[Stored records]

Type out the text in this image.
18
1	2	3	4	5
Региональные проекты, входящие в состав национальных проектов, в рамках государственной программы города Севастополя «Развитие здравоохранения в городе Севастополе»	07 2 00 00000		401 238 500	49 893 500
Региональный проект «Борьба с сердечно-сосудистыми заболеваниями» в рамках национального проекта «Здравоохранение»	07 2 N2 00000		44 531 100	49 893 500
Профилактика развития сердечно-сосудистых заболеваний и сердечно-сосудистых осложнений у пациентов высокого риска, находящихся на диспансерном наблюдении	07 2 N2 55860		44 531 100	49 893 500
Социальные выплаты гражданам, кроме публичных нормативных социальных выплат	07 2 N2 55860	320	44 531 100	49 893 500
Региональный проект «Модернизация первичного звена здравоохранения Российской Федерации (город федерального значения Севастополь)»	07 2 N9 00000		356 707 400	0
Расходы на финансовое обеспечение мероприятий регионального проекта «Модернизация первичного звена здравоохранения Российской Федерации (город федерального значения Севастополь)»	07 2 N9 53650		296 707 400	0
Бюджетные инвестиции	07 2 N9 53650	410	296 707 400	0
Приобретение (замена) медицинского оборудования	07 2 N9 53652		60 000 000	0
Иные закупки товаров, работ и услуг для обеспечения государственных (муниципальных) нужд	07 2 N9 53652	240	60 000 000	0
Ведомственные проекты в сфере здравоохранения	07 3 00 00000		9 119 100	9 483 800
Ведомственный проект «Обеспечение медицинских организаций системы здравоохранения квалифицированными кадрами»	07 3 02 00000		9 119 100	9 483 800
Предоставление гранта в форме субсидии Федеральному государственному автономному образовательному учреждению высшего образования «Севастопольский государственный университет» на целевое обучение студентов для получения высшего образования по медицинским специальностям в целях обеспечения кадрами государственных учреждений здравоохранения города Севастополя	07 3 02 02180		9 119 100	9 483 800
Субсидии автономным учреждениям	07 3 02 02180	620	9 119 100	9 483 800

= Exercise =
Identify the lines that contain the string "проекты", and copy every one of them.

= The response =
Региональные проекты, входящие в состав национальных проектов, в рамках государственной программы города Севастополя «Развитие здравоохранения в городе Севастополе»	07 2 00 00000		401 238 500	49 893 500
Ведомственные проекты в сфере здравоохранения	07 3 00 00000		9 119 100	9 483 800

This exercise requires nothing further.